# [Directions]
Work through the following lines and count those that hold the word "next". Reply with that number only.
+===+
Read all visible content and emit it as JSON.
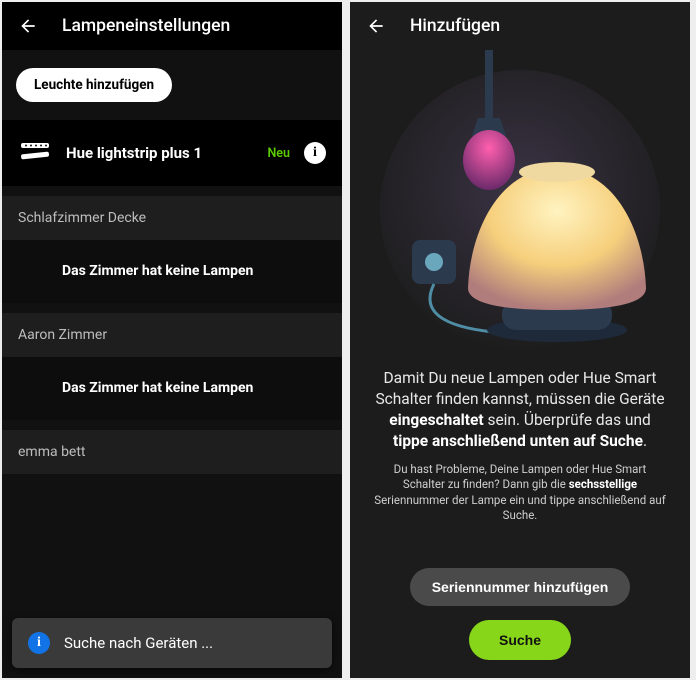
{
  "left": {
    "header_title": "Lampeneinstellungen",
    "add_light_label": "Leuchte hinzufügen",
    "new_light": {
      "name": "Hue lightstrip plus 1",
      "badge": "Neu"
    },
    "rooms": [
      {
        "name": "Schlafzimmer Decke",
        "empty_msg": "Das Zimmer hat keine Lampen"
      },
      {
        "name": "Aaron Zimmer",
        "empty_msg": "Das Zimmer hat keine Lampen"
      },
      {
        "name": "emma bett",
        "empty_msg": ""
      }
    ],
    "toast": "Suche nach Geräten ..."
  },
  "right": {
    "header_title": "Hinzufügen",
    "instructions": {
      "pre1": "Damit Du neue Lampen oder Hue Smart Schalter finden kannst, müssen die Geräte ",
      "bold1": "eingeschaltet",
      "mid1": " sein. Überprüfe das und ",
      "bold2": "tippe anschließend unten auf Suche",
      "post1": ".",
      "sub_pre": "Du hast Probleme, Deine Lampen oder Hue Smart Schalter zu finden? Dann gib die ",
      "sub_bold": "sechsstellige",
      "sub_post": " Seriennummer der Lampe ein und tippe anschließend auf Suche."
    },
    "serial_button": "Seriennummer hinzufügen",
    "search_button": "Suche"
  }
}
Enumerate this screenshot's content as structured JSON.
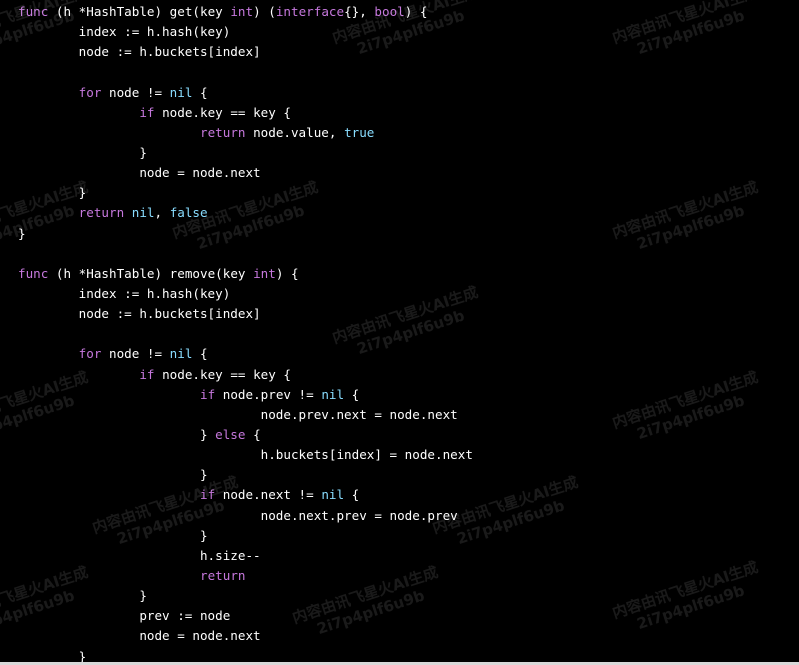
{
  "colors": {
    "background": "#000000",
    "text": "#ffffff",
    "keyword": "#c678dd",
    "constant": "#89ddff"
  },
  "watermark": {
    "line1": "内容由讯飞星火AI生成",
    "line2": "2i7p4plf6u9b"
  },
  "code": {
    "language": "go",
    "lines": [
      [
        {
          "t": "kw",
          "v": "func"
        },
        {
          "t": "plain",
          "v": " (h *HashTable) get(key "
        },
        {
          "t": "type",
          "v": "int"
        },
        {
          "t": "plain",
          "v": ") ("
        },
        {
          "t": "type",
          "v": "interface"
        },
        {
          "t": "plain",
          "v": "{}, "
        },
        {
          "t": "type",
          "v": "bool"
        },
        {
          "t": "plain",
          "v": ") {"
        }
      ],
      [
        {
          "t": "plain",
          "v": "        index := h.hash(key)"
        }
      ],
      [
        {
          "t": "plain",
          "v": "        node := h.buckets[index]"
        }
      ],
      [],
      [
        {
          "t": "plain",
          "v": "        "
        },
        {
          "t": "kw",
          "v": "for"
        },
        {
          "t": "plain",
          "v": " node != "
        },
        {
          "t": "const",
          "v": "nil"
        },
        {
          "t": "plain",
          "v": " {"
        }
      ],
      [
        {
          "t": "plain",
          "v": "                "
        },
        {
          "t": "kw",
          "v": "if"
        },
        {
          "t": "plain",
          "v": " node.key == key {"
        }
      ],
      [
        {
          "t": "plain",
          "v": "                        "
        },
        {
          "t": "kw",
          "v": "return"
        },
        {
          "t": "plain",
          "v": " node.value, "
        },
        {
          "t": "const",
          "v": "true"
        }
      ],
      [
        {
          "t": "plain",
          "v": "                }"
        }
      ],
      [
        {
          "t": "plain",
          "v": "                node = node.next"
        }
      ],
      [
        {
          "t": "plain",
          "v": "        }"
        }
      ],
      [
        {
          "t": "plain",
          "v": "        "
        },
        {
          "t": "kw",
          "v": "return"
        },
        {
          "t": "plain",
          "v": " "
        },
        {
          "t": "const",
          "v": "nil"
        },
        {
          "t": "plain",
          "v": ", "
        },
        {
          "t": "const",
          "v": "false"
        }
      ],
      [
        {
          "t": "plain",
          "v": "}"
        }
      ],
      [],
      [
        {
          "t": "kw",
          "v": "func"
        },
        {
          "t": "plain",
          "v": " (h *HashTable) remove(key "
        },
        {
          "t": "type",
          "v": "int"
        },
        {
          "t": "plain",
          "v": ") {"
        }
      ],
      [
        {
          "t": "plain",
          "v": "        index := h.hash(key)"
        }
      ],
      [
        {
          "t": "plain",
          "v": "        node := h.buckets[index]"
        }
      ],
      [],
      [
        {
          "t": "plain",
          "v": "        "
        },
        {
          "t": "kw",
          "v": "for"
        },
        {
          "t": "plain",
          "v": " node != "
        },
        {
          "t": "const",
          "v": "nil"
        },
        {
          "t": "plain",
          "v": " {"
        }
      ],
      [
        {
          "t": "plain",
          "v": "                "
        },
        {
          "t": "kw",
          "v": "if"
        },
        {
          "t": "plain",
          "v": " node.key == key {"
        }
      ],
      [
        {
          "t": "plain",
          "v": "                        "
        },
        {
          "t": "kw",
          "v": "if"
        },
        {
          "t": "plain",
          "v": " node.prev != "
        },
        {
          "t": "const",
          "v": "nil"
        },
        {
          "t": "plain",
          "v": " {"
        }
      ],
      [
        {
          "t": "plain",
          "v": "                                node.prev.next = node.next"
        }
      ],
      [
        {
          "t": "plain",
          "v": "                        } "
        },
        {
          "t": "kw",
          "v": "else"
        },
        {
          "t": "plain",
          "v": " {"
        }
      ],
      [
        {
          "t": "plain",
          "v": "                                h.buckets[index] = node.next"
        }
      ],
      [
        {
          "t": "plain",
          "v": "                        }"
        }
      ],
      [
        {
          "t": "plain",
          "v": "                        "
        },
        {
          "t": "kw",
          "v": "if"
        },
        {
          "t": "plain",
          "v": " node.next != "
        },
        {
          "t": "const",
          "v": "nil"
        },
        {
          "t": "plain",
          "v": " {"
        }
      ],
      [
        {
          "t": "plain",
          "v": "                                node.next.prev = node.prev"
        }
      ],
      [
        {
          "t": "plain",
          "v": "                        }"
        }
      ],
      [
        {
          "t": "plain",
          "v": "                        h.size--"
        }
      ],
      [
        {
          "t": "plain",
          "v": "                        "
        },
        {
          "t": "kw",
          "v": "return"
        }
      ],
      [
        {
          "t": "plain",
          "v": "                }"
        }
      ],
      [
        {
          "t": "plain",
          "v": "                prev := node"
        }
      ],
      [
        {
          "t": "plain",
          "v": "                node = node.next"
        }
      ],
      [
        {
          "t": "plain",
          "v": "        }"
        }
      ]
    ]
  }
}
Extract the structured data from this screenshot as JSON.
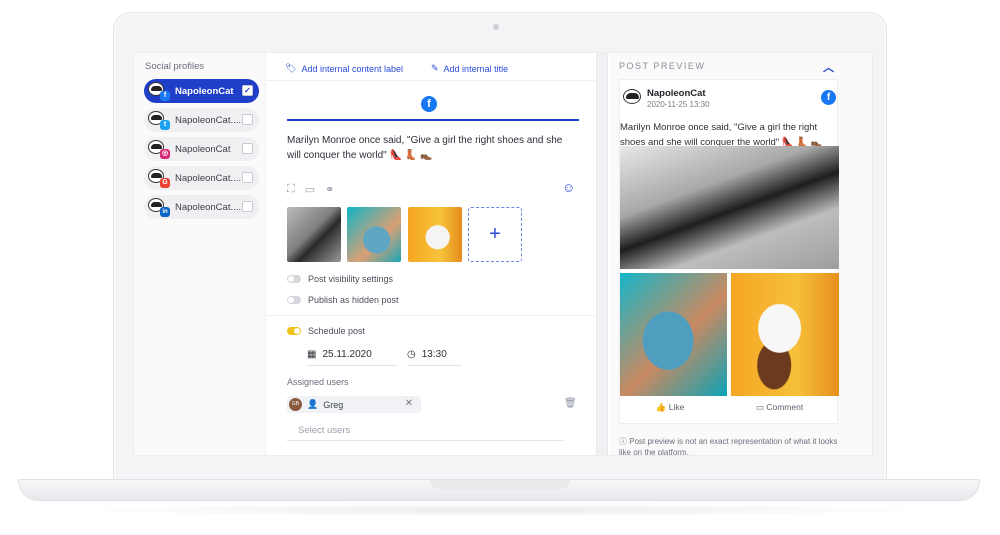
{
  "left": {
    "title": "Social profiles",
    "profiles": [
      {
        "name": "NapoleonCat",
        "network": "facebook",
        "badge": "f",
        "color": "#1877f2",
        "checked": true
      },
      {
        "name": "NapoleonCat....",
        "network": "twitter",
        "badge": "t",
        "color": "#1da1f2",
        "checked": false
      },
      {
        "name": "NapoleonCat",
        "network": "instagram",
        "badge": "◎",
        "color": "#d62976",
        "checked": false
      },
      {
        "name": "NapoleonCat....",
        "network": "google",
        "badge": "G",
        "color": "#ea4335",
        "checked": false
      },
      {
        "name": "NapoleonCat....",
        "network": "linkedin",
        "badge": "in",
        "color": "#0a66c2",
        "checked": false
      }
    ]
  },
  "editor": {
    "label_link": "Add internal content label",
    "title_link": "Add internal title",
    "facebook_glyph": "f",
    "post_text": "Marilyn Monroe once said, \"Give a girl the right shoes and she will conquer the world\" 👠 👢 👞",
    "toggle_visibility": "Post visibility settings",
    "toggle_hidden": "Publish as hidden post",
    "schedule_label": "Schedule post",
    "date": "25.11.2020",
    "time": "13:30",
    "assigned_title": "Assigned users",
    "user_initials": "GB",
    "user_name": "Greg",
    "select_placeholder": "Select users",
    "add_glyph": "+"
  },
  "preview": {
    "title": "POST PREVIEW",
    "account_name": "NapoleonCat",
    "timestamp": "2020-11-25 13:30",
    "text": "Marilyn Monroe once said, \"Give a girl the right shoes and she will conquer the world\" 👠 👢 👞",
    "like": "Like",
    "comment": "Comment",
    "note": "Post preview is not an exact representation of what it looks like on the platform."
  },
  "colors": {
    "accent": "#1f3fc9",
    "facebook": "#1877f2",
    "toggle_on": "#f2c21a"
  }
}
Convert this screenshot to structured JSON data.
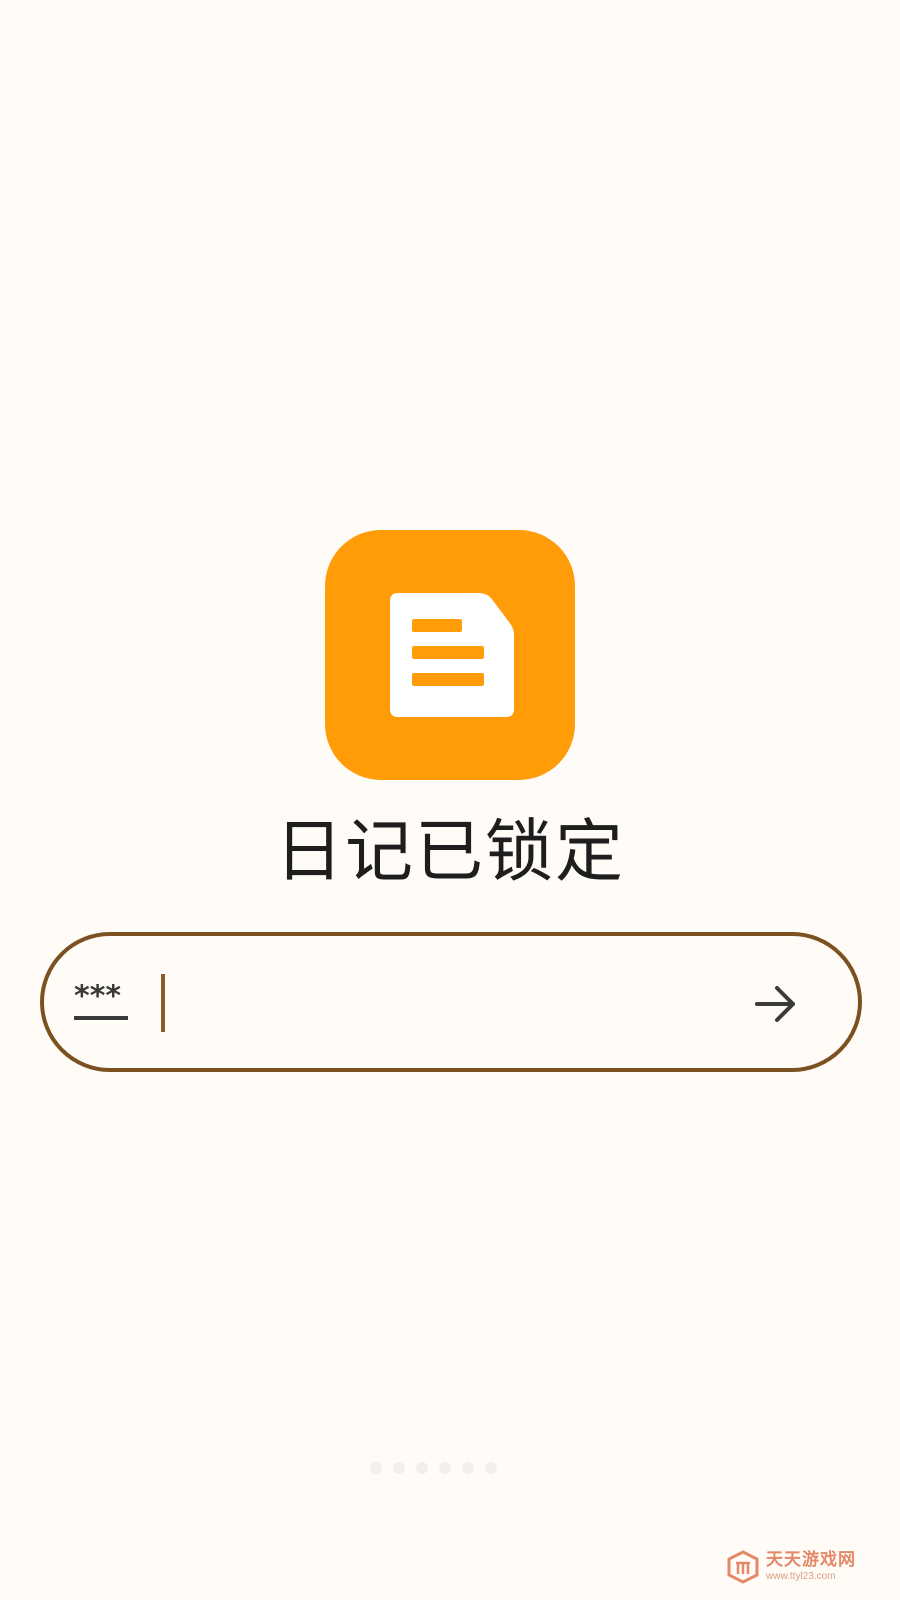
{
  "app": {
    "lock_title": "日记已锁定",
    "icon_name": "diary-document-icon"
  },
  "password_bar": {
    "placeholder": "",
    "value": "",
    "key_icon_name": "password-dots-icon",
    "key_icon_text": "***",
    "submit_icon_name": "arrow-right-icon"
  },
  "pager": {
    "dot_count": 6
  },
  "watermark": {
    "text_cn": "天天游戏网",
    "url": "www.ttyl23.com"
  },
  "colors": {
    "accent": "#FF9C07",
    "border": "#7B5121",
    "caret": "#8A5A23",
    "title": "#1E1E1E",
    "icon_dark": "#3A3A3A",
    "background": "#FFFCF8"
  }
}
+===+
# [Task response]
6